Exactly as they appear, output all of the entries.

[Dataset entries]
● ● ● ● ●

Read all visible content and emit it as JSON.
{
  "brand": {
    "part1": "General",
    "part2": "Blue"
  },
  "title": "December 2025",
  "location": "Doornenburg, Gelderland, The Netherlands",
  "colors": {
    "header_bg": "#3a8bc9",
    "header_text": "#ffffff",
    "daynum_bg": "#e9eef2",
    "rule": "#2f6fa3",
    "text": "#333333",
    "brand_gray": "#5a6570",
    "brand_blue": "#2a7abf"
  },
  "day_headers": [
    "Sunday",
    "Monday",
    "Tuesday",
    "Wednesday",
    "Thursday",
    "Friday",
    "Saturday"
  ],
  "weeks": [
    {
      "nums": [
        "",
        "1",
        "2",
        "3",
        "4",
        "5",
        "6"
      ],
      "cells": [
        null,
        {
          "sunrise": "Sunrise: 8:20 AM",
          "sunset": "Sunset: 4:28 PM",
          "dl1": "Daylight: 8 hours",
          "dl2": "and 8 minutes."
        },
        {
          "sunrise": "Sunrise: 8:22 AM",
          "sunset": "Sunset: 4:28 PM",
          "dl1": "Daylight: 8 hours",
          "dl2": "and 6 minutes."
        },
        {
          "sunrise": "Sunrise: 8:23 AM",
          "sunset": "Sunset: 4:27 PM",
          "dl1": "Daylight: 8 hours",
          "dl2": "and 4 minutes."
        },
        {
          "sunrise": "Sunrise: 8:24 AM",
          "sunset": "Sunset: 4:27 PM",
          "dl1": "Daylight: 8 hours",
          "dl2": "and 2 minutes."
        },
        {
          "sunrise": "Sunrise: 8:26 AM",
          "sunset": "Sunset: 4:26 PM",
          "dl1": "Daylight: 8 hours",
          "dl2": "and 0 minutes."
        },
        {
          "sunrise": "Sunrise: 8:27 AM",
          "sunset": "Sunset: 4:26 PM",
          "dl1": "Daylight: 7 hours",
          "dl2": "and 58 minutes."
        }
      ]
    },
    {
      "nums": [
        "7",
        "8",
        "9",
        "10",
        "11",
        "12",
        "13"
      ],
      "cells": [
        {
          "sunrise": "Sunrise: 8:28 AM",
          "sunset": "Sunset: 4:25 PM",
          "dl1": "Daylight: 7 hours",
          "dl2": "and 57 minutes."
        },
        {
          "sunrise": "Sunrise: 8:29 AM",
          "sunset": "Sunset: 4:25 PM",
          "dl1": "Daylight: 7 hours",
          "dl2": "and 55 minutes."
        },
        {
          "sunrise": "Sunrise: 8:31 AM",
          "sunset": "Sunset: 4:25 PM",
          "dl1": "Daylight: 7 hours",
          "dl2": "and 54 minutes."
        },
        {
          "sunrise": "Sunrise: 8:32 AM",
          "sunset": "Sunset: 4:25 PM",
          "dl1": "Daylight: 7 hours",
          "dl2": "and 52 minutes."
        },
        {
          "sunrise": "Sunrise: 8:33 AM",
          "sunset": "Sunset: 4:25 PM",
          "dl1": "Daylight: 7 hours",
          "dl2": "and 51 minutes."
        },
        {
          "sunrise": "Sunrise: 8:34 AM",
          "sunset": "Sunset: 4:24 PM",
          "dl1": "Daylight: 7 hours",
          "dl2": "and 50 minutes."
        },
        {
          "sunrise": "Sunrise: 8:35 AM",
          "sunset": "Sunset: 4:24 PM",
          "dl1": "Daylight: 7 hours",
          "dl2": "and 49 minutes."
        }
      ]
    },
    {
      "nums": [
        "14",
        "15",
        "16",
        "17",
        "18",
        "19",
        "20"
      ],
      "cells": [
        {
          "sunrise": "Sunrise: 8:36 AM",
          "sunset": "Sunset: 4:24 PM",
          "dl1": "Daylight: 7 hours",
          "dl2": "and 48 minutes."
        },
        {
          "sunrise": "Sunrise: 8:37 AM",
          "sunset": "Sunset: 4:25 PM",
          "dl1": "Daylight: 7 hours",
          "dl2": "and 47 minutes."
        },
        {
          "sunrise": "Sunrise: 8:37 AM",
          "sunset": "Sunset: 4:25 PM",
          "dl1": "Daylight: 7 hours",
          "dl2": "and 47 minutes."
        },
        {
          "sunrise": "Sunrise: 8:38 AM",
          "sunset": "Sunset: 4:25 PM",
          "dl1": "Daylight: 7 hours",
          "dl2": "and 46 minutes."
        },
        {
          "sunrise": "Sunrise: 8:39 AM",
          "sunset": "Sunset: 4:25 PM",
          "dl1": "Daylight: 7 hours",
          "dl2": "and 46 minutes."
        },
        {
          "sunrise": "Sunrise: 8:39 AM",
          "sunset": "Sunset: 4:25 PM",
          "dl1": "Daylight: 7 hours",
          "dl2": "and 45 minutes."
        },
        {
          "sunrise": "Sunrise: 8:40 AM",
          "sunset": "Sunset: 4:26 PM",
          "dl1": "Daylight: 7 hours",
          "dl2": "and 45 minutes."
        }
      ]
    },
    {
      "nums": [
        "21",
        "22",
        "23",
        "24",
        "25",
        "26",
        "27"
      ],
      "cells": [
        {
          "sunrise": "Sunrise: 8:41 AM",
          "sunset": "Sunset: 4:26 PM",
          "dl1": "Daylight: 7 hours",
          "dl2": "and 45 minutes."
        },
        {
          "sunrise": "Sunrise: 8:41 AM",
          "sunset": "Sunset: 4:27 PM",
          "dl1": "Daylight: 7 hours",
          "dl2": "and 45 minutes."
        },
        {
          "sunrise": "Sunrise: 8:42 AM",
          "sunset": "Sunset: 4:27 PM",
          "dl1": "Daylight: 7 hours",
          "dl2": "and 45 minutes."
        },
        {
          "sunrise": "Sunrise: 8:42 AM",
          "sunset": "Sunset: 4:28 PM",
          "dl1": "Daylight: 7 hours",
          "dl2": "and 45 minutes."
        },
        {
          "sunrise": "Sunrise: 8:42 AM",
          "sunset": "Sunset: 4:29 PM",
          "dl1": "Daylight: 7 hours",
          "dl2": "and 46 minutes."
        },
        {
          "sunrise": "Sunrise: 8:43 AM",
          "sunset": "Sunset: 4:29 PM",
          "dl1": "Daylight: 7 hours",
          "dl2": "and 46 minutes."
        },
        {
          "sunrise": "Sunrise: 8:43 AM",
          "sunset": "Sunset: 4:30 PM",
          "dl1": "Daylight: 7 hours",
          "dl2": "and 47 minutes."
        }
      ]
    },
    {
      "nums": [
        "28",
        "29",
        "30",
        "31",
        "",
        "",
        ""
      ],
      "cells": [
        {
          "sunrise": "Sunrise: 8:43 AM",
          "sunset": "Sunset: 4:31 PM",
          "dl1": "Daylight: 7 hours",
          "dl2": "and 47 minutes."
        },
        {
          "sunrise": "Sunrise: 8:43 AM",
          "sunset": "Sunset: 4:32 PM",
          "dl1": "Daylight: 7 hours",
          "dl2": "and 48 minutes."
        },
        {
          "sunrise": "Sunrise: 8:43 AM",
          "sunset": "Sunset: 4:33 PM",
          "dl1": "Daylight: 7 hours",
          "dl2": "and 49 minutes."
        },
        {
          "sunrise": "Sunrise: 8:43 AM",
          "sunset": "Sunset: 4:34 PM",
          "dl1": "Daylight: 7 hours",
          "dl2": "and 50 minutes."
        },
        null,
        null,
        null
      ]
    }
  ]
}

● ● ● ● ●

### FINISHED ANSWER
Read all visible content and emit it as JSON.
{
  "brand": {
    "part1": "General",
    "part2": "Blue"
  },
  "title": "December 2025",
  "location": "Doornenburg, Gelderland, The Netherlands",
  "colors": {
    "header_bg": "#3a8bc9",
    "header_text": "#ffffff",
    "daynum_bg": "#e9eef2",
    "rule": "#2f6fa3",
    "text": "#333333",
    "brand_gray": "#5a6570",
    "brand_blue": "#2a7abf"
  },
  "day_headers": [
    "Sunday",
    "Monday",
    "Tuesday",
    "Wednesday",
    "Thursday",
    "Friday",
    "Saturday"
  ],
  "weeks": [
    {
      "nums": [
        "",
        "1",
        "2",
        "3",
        "4",
        "5",
        "6"
      ],
      "cells": [
        null,
        {
          "sunrise": "Sunrise: 8:20 AM",
          "sunset": "Sunset: 4:28 PM",
          "dl1": "Daylight: 8 hours",
          "dl2": "and 8 minutes."
        },
        {
          "sunrise": "Sunrise: 8:22 AM",
          "sunset": "Sunset: 4:28 PM",
          "dl1": "Daylight: 8 hours",
          "dl2": "and 6 minutes."
        },
        {
          "sunrise": "Sunrise: 8:23 AM",
          "sunset": "Sunset: 4:27 PM",
          "dl1": "Daylight: 8 hours",
          "dl2": "and 4 minutes."
        },
        {
          "sunrise": "Sunrise: 8:24 AM",
          "sunset": "Sunset: 4:27 PM",
          "dl1": "Daylight: 8 hours",
          "dl2": "and 2 minutes."
        },
        {
          "sunrise": "Sunrise: 8:26 AM",
          "sunset": "Sunset: 4:26 PM",
          "dl1": "Daylight: 8 hours",
          "dl2": "and 0 minutes."
        },
        {
          "sunrise": "Sunrise: 8:27 AM",
          "sunset": "Sunset: 4:26 PM",
          "dl1": "Daylight: 7 hours",
          "dl2": "and 58 minutes."
        }
      ]
    },
    {
      "nums": [
        "7",
        "8",
        "9",
        "10",
        "11",
        "12",
        "13"
      ],
      "cells": [
        {
          "sunrise": "Sunrise: 8:28 AM",
          "sunset": "Sunset: 4:25 PM",
          "dl1": "Daylight: 7 hours",
          "dl2": "and 57 minutes."
        },
        {
          "sunrise": "Sunrise: 8:29 AM",
          "sunset": "Sunset: 4:25 PM",
          "dl1": "Daylight: 7 hours",
          "dl2": "and 55 minutes."
        },
        {
          "sunrise": "Sunrise: 8:31 AM",
          "sunset": "Sunset: 4:25 PM",
          "dl1": "Daylight: 7 hours",
          "dl2": "and 54 minutes."
        },
        {
          "sunrise": "Sunrise: 8:32 AM",
          "sunset": "Sunset: 4:25 PM",
          "dl1": "Daylight: 7 hours",
          "dl2": "and 52 minutes."
        },
        {
          "sunrise": "Sunrise: 8:33 AM",
          "sunset": "Sunset: 4:25 PM",
          "dl1": "Daylight: 7 hours",
          "dl2": "and 51 minutes."
        },
        {
          "sunrise": "Sunrise: 8:34 AM",
          "sunset": "Sunset: 4:24 PM",
          "dl1": "Daylight: 7 hours",
          "dl2": "and 50 minutes."
        },
        {
          "sunrise": "Sunrise: 8:35 AM",
          "sunset": "Sunset: 4:24 PM",
          "dl1": "Daylight: 7 hours",
          "dl2": "and 49 minutes."
        }
      ]
    },
    {
      "nums": [
        "14",
        "15",
        "16",
        "17",
        "18",
        "19",
        "20"
      ],
      "cells": [
        {
          "sunrise": "Sunrise: 8:36 AM",
          "sunset": "Sunset: 4:24 PM",
          "dl1": "Daylight: 7 hours",
          "dl2": "and 48 minutes."
        },
        {
          "sunrise": "Sunrise: 8:37 AM",
          "sunset": "Sunset: 4:25 PM",
          "dl1": "Daylight: 7 hours",
          "dl2": "and 47 minutes."
        },
        {
          "sunrise": "Sunrise: 8:37 AM",
          "sunset": "Sunset: 4:25 PM",
          "dl1": "Daylight: 7 hours",
          "dl2": "and 47 minutes."
        },
        {
          "sunrise": "Sunrise: 8:38 AM",
          "sunset": "Sunset: 4:25 PM",
          "dl1": "Daylight: 7 hours",
          "dl2": "and 46 minutes."
        },
        {
          "sunrise": "Sunrise: 8:39 AM",
          "sunset": "Sunset: 4:25 PM",
          "dl1": "Daylight: 7 hours",
          "dl2": "and 46 minutes."
        },
        {
          "sunrise": "Sunrise: 8:39 AM",
          "sunset": "Sunset: 4:25 PM",
          "dl1": "Daylight: 7 hours",
          "dl2": "and 45 minutes."
        },
        {
          "sunrise": "Sunrise: 8:40 AM",
          "sunset": "Sunset: 4:26 PM",
          "dl1": "Daylight: 7 hours",
          "dl2": "and 45 minutes."
        }
      ]
    },
    {
      "nums": [
        "21",
        "22",
        "23",
        "24",
        "25",
        "26",
        "27"
      ],
      "cells": [
        {
          "sunrise": "Sunrise: 8:41 AM",
          "sunset": "Sunset: 4:26 PM",
          "dl1": "Daylight: 7 hours",
          "dl2": "and 45 minutes."
        },
        {
          "sunrise": "Sunrise: 8:41 AM",
          "sunset": "Sunset: 4:27 PM",
          "dl1": "Daylight: 7 hours",
          "dl2": "and 45 minutes."
        },
        {
          "sunrise": "Sunrise: 8:42 AM",
          "sunset": "Sunset: 4:27 PM",
          "dl1": "Daylight: 7 hours",
          "dl2": "and 45 minutes."
        },
        {
          "sunrise": "Sunrise: 8:42 AM",
          "sunset": "Sunset: 4:28 PM",
          "dl1": "Daylight: 7 hours",
          "dl2": "and 45 minutes."
        },
        {
          "sunrise": "Sunrise: 8:42 AM",
          "sunset": "Sunset: 4:29 PM",
          "dl1": "Daylight: 7 hours",
          "dl2": "and 46 minutes."
        },
        {
          "sunrise": "Sunrise: 8:43 AM",
          "sunset": "Sunset: 4:29 PM",
          "dl1": "Daylight: 7 hours",
          "dl2": "and 46 minutes."
        },
        {
          "sunrise": "Sunrise: 8:43 AM",
          "sunset": "Sunset: 4:30 PM",
          "dl1": "Daylight: 7 hours",
          "dl2": "and 47 minutes."
        }
      ]
    },
    {
      "nums": [
        "28",
        "29",
        "30",
        "31",
        "",
        "",
        ""
      ],
      "cells": [
        {
          "sunrise": "Sunrise: 8:43 AM",
          "sunset": "Sunset: 4:31 PM",
          "dl1": "Daylight: 7 hours",
          "dl2": "and 47 minutes."
        },
        {
          "sunrise": "Sunrise: 8:43 AM",
          "sunset": "Sunset: 4:32 PM",
          "dl1": "Daylight: 7 hours",
          "dl2": "and 48 minutes."
        },
        {
          "sunrise": "Sunrise: 8:43 AM",
          "sunset": "Sunset: 4:33 PM",
          "dl1": "Daylight: 7 hours",
          "dl2": "and 49 minutes."
        },
        {
          "sunrise": "Sunrise: 8:43 AM",
          "sunset": "Sunset: 4:34 PM",
          "dl1": "Daylight: 7 hours",
          "dl2": "and 50 minutes."
        },
        null,
        null,
        null
      ]
    }
  ]
}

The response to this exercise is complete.